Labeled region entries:
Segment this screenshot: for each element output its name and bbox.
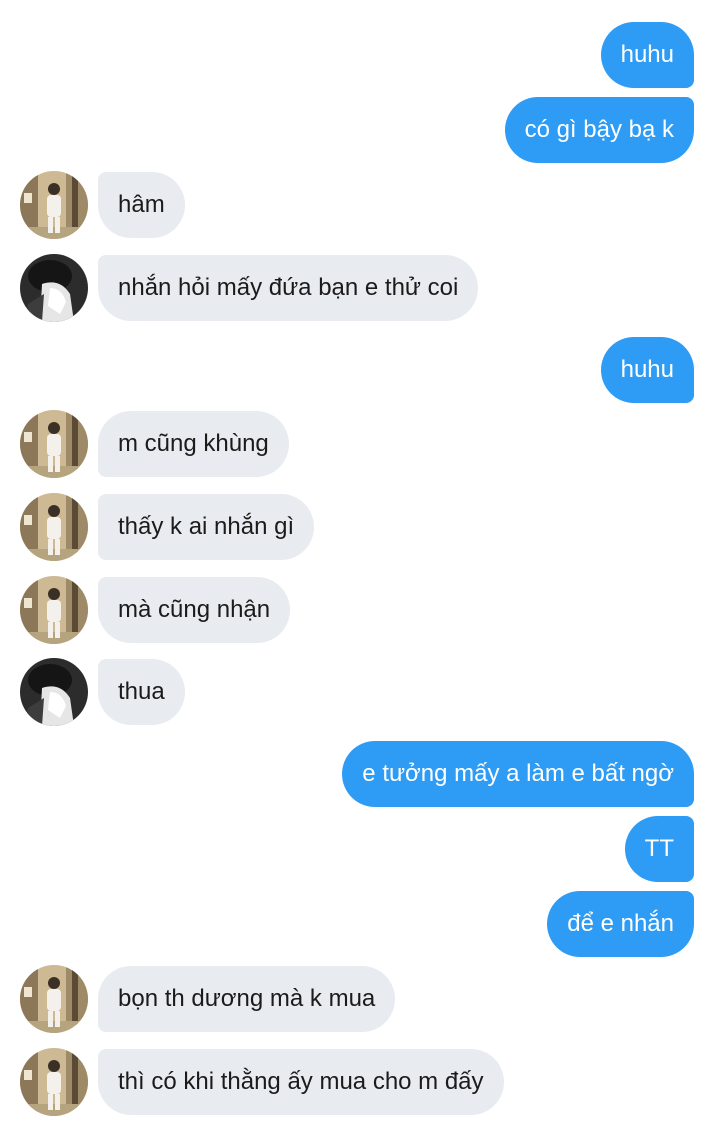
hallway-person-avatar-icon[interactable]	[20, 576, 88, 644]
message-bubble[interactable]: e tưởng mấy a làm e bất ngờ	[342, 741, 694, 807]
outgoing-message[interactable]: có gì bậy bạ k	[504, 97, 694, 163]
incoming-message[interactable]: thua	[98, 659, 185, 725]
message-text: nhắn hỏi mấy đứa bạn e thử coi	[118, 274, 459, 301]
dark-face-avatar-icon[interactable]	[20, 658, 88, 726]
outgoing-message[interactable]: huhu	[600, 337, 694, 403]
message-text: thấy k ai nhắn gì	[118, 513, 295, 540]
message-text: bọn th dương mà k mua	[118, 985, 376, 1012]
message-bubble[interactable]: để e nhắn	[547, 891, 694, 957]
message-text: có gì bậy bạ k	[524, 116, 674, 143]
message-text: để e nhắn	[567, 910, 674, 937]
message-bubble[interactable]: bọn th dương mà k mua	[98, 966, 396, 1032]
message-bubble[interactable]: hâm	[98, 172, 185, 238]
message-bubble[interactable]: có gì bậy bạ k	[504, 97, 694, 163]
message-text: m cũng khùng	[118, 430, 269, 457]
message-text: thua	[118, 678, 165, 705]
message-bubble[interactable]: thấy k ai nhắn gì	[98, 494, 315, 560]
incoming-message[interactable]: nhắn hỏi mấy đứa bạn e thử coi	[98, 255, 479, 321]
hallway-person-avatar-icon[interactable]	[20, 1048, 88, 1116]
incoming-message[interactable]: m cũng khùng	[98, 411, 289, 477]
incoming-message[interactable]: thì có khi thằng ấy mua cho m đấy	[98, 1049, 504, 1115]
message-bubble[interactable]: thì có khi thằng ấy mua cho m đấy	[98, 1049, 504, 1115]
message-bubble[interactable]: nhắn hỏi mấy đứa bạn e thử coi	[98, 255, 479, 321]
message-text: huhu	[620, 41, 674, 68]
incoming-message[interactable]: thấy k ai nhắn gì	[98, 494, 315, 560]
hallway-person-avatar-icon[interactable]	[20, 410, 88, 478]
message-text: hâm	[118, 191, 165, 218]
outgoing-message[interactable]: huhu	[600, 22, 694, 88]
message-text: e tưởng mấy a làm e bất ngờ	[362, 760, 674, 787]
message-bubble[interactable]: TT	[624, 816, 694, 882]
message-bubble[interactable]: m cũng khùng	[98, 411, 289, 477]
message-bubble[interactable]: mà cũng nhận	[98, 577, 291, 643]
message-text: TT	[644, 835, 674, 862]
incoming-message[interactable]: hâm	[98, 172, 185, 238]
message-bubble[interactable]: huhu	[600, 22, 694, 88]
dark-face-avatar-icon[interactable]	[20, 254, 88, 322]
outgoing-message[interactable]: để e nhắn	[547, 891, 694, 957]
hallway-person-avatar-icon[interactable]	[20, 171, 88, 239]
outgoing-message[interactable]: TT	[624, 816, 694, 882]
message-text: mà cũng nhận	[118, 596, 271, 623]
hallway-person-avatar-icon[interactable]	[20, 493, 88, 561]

**To be done**.
Rewrite all of the lines above, replacing "hallway-person-avatar-icon" with "person-avatar-icon" and keeping everything else the same. Omit the pictures.

**Answer in full**.
Segment this screenshot: for each element output its name and bbox.
person-avatar-icon[interactable]	[20, 576, 88, 644]
message-bubble[interactable]: e tưởng mấy a làm e bất ngờ	[342, 741, 694, 807]
outgoing-message[interactable]: có gì bậy bạ k	[504, 97, 694, 163]
incoming-message[interactable]: thua	[98, 659, 185, 725]
message-text: nhắn hỏi mấy đứa bạn e thử coi	[118, 274, 459, 301]
dark-face-avatar-icon[interactable]	[20, 658, 88, 726]
outgoing-message[interactable]: huhu	[600, 337, 694, 403]
message-text: thấy k ai nhắn gì	[118, 513, 295, 540]
message-text: bọn th dương mà k mua	[118, 985, 376, 1012]
message-bubble[interactable]: để e nhắn	[547, 891, 694, 957]
message-text: có gì bậy bạ k	[524, 116, 674, 143]
message-text: để e nhắn	[567, 910, 674, 937]
message-bubble[interactable]: bọn th dương mà k mua	[98, 966, 396, 1032]
message-bubble[interactable]: hâm	[98, 172, 185, 238]
message-bubble[interactable]: có gì bậy bạ k	[504, 97, 694, 163]
message-text: m cũng khùng	[118, 430, 269, 457]
message-text: thua	[118, 678, 165, 705]
message-bubble[interactable]: thấy k ai nhắn gì	[98, 494, 315, 560]
incoming-message[interactable]: nhắn hỏi mấy đứa bạn e thử coi	[98, 255, 479, 321]
person-avatar-icon[interactable]	[20, 1048, 88, 1116]
incoming-message[interactable]: m cũng khùng	[98, 411, 289, 477]
incoming-message[interactable]: thì có khi thằng ấy mua cho m đấy	[98, 1049, 504, 1115]
message-bubble[interactable]: thì có khi thằng ấy mua cho m đấy	[98, 1049, 504, 1115]
message-bubble[interactable]: nhắn hỏi mấy đứa bạn e thử coi	[98, 255, 479, 321]
message-text: huhu	[620, 41, 674, 68]
incoming-message[interactable]: thấy k ai nhắn gì	[98, 494, 315, 560]
person-avatar-icon[interactable]	[20, 410, 88, 478]
message-text: hâm	[118, 191, 165, 218]
outgoing-message[interactable]: huhu	[600, 22, 694, 88]
message-text: e tưởng mấy a làm e bất ngờ	[362, 760, 674, 787]
message-bubble[interactable]: TT	[624, 816, 694, 882]
message-bubble[interactable]: m cũng khùng	[98, 411, 289, 477]
message-bubble[interactable]: mà cũng nhận	[98, 577, 291, 643]
message-text: TT	[644, 835, 674, 862]
incoming-message[interactable]: hâm	[98, 172, 185, 238]
message-bubble[interactable]: huhu	[600, 22, 694, 88]
dark-face-avatar-icon[interactable]	[20, 254, 88, 322]
outgoing-message[interactable]: để e nhắn	[547, 891, 694, 957]
person-avatar-icon[interactable]	[20, 171, 88, 239]
outgoing-message[interactable]: TT	[624, 816, 694, 882]
message-text: mà cũng nhận	[118, 596, 271, 623]
person-avatar-icon[interactable]	[20, 493, 88, 561]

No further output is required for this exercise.